▶ [SET TASK]
Reproduce the entire listing word for word.

(Figure dataset records)
****
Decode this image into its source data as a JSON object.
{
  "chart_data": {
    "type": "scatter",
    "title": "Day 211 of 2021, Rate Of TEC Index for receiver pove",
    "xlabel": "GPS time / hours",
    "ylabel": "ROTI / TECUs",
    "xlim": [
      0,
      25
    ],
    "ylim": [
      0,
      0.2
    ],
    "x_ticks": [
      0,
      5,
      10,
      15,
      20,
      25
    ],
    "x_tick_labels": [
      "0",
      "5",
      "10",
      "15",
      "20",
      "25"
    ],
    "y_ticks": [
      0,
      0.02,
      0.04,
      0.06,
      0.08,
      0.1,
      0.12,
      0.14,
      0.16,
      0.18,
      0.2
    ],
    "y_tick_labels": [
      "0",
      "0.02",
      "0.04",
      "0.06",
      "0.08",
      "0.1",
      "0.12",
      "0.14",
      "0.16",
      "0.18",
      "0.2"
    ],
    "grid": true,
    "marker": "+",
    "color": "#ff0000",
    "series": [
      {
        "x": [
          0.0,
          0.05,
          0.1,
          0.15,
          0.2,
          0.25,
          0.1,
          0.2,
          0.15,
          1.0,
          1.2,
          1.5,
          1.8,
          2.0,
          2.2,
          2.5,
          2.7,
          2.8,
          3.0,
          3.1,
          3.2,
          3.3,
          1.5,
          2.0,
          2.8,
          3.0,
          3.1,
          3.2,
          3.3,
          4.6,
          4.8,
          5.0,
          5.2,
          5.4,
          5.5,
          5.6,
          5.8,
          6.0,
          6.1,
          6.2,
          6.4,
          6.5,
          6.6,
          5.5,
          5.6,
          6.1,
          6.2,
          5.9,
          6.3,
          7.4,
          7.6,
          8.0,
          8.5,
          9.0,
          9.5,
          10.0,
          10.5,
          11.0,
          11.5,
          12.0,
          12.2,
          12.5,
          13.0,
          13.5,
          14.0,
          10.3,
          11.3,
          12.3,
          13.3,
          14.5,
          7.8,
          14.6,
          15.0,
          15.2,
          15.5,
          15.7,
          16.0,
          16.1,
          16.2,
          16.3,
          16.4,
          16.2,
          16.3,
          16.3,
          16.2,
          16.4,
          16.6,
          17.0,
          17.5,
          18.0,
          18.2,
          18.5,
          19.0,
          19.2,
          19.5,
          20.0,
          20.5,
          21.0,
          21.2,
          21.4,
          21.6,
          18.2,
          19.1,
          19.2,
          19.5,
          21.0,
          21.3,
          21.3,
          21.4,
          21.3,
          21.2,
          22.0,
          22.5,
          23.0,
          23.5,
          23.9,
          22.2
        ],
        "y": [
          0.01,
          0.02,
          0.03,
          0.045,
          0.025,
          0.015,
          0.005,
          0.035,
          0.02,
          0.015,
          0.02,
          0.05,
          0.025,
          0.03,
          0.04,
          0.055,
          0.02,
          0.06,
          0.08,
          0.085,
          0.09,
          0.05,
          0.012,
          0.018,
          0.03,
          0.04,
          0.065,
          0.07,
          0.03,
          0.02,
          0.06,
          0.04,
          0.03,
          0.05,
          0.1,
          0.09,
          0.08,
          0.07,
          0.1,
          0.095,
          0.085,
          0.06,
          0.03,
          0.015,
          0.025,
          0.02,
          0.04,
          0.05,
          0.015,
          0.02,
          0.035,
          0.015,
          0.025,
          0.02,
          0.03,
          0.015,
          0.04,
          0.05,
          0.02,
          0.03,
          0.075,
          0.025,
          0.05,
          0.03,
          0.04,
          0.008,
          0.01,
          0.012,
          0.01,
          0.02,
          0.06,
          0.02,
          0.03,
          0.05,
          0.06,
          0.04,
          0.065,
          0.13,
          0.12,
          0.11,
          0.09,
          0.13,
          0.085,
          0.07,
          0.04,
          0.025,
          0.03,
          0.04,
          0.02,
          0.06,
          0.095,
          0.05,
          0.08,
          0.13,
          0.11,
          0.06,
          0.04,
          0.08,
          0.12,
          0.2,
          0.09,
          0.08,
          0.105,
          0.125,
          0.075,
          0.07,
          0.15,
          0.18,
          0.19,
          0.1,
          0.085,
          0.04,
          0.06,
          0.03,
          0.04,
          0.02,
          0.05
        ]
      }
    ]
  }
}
****
▶ [CORRECT OUTPUT]
Decode this image into its source data as a JSON object.
{
  "chart_data": {
    "type": "scatter",
    "title": "Day 211 of 2021, Rate Of TEC Index for receiver pove",
    "xlabel": "GPS time / hours",
    "ylabel": "ROTI / TECUs",
    "xlim": [
      0,
      25
    ],
    "ylim": [
      0,
      0.2
    ],
    "x_ticks": [
      0,
      5,
      10,
      15,
      20,
      25
    ],
    "x_tick_labels": [
      "0",
      "5",
      "10",
      "15",
      "20",
      "25"
    ],
    "y_ticks": [
      0,
      0.02,
      0.04,
      0.06,
      0.08,
      0.1,
      0.12,
      0.14,
      0.16,
      0.18,
      0.2
    ],
    "y_tick_labels": [
      "0",
      "0.02",
      "0.04",
      "0.06",
      "0.08",
      "0.1",
      "0.12",
      "0.14",
      "0.16",
      "0.18",
      "0.2"
    ],
    "grid": true,
    "marker": "+",
    "color": "#ff0000",
    "series": [
      {
        "x": [
          0.0,
          0.05,
          0.1,
          0.15,
          0.2,
          0.25,
          0.1,
          0.2,
          0.15,
          1.0,
          1.2,
          1.5,
          1.8,
          2.0,
          2.2,
          2.5,
          2.7,
          2.8,
          3.0,
          3.1,
          3.2,
          3.3,
          1.5,
          2.0,
          2.8,
          3.0,
          3.1,
          3.2,
          3.3,
          4.6,
          4.8,
          5.0,
          5.2,
          5.4,
          5.5,
          5.6,
          5.8,
          6.0,
          6.1,
          6.2,
          6.4,
          6.5,
          6.6,
          5.5,
          5.6,
          6.1,
          6.2,
          5.9,
          6.3,
          7.4,
          7.6,
          8.0,
          8.5,
          9.0,
          9.5,
          10.0,
          10.5,
          11.0,
          11.5,
          12.0,
          12.2,
          12.5,
          13.0,
          13.5,
          14.0,
          10.3,
          11.3,
          12.3,
          13.3,
          14.5,
          7.8,
          14.6,
          15.0,
          15.2,
          15.5,
          15.7,
          16.0,
          16.1,
          16.2,
          16.3,
          16.4,
          16.2,
          16.3,
          16.3,
          16.2,
          16.4,
          16.6,
          17.0,
          17.5,
          18.0,
          18.2,
          18.5,
          19.0,
          19.2,
          19.5,
          20.0,
          20.5,
          21.0,
          21.2,
          21.4,
          21.6,
          18.2,
          19.1,
          19.2,
          19.5,
          21.0,
          21.3,
          21.3,
          21.4,
          21.3,
          21.2,
          22.0,
          22.5,
          23.0,
          23.5,
          23.9,
          22.2
        ],
        "y": [
          0.01,
          0.02,
          0.03,
          0.045,
          0.025,
          0.015,
          0.005,
          0.035,
          0.02,
          0.015,
          0.02,
          0.05,
          0.025,
          0.03,
          0.04,
          0.055,
          0.02,
          0.06,
          0.08,
          0.085,
          0.09,
          0.05,
          0.012,
          0.018,
          0.03,
          0.04,
          0.065,
          0.07,
          0.03,
          0.02,
          0.06,
          0.04,
          0.03,
          0.05,
          0.1,
          0.09,
          0.08,
          0.07,
          0.1,
          0.095,
          0.085,
          0.06,
          0.03,
          0.015,
          0.025,
          0.02,
          0.04,
          0.05,
          0.015,
          0.02,
          0.035,
          0.015,
          0.025,
          0.02,
          0.03,
          0.015,
          0.04,
          0.05,
          0.02,
          0.03,
          0.075,
          0.025,
          0.05,
          0.03,
          0.04,
          0.008,
          0.01,
          0.012,
          0.01,
          0.02,
          0.06,
          0.02,
          0.03,
          0.05,
          0.06,
          0.04,
          0.065,
          0.13,
          0.12,
          0.11,
          0.09,
          0.13,
          0.085,
          0.07,
          0.04,
          0.025,
          0.03,
          0.04,
          0.02,
          0.06,
          0.095,
          0.05,
          0.08,
          0.13,
          0.11,
          0.06,
          0.04,
          0.08,
          0.12,
          0.2,
          0.09,
          0.08,
          0.105,
          0.125,
          0.075,
          0.07,
          0.15,
          0.18,
          0.19,
          0.1,
          0.085,
          0.04,
          0.06,
          0.03,
          0.04,
          0.02,
          0.05
        ]
      }
    ]
  }
}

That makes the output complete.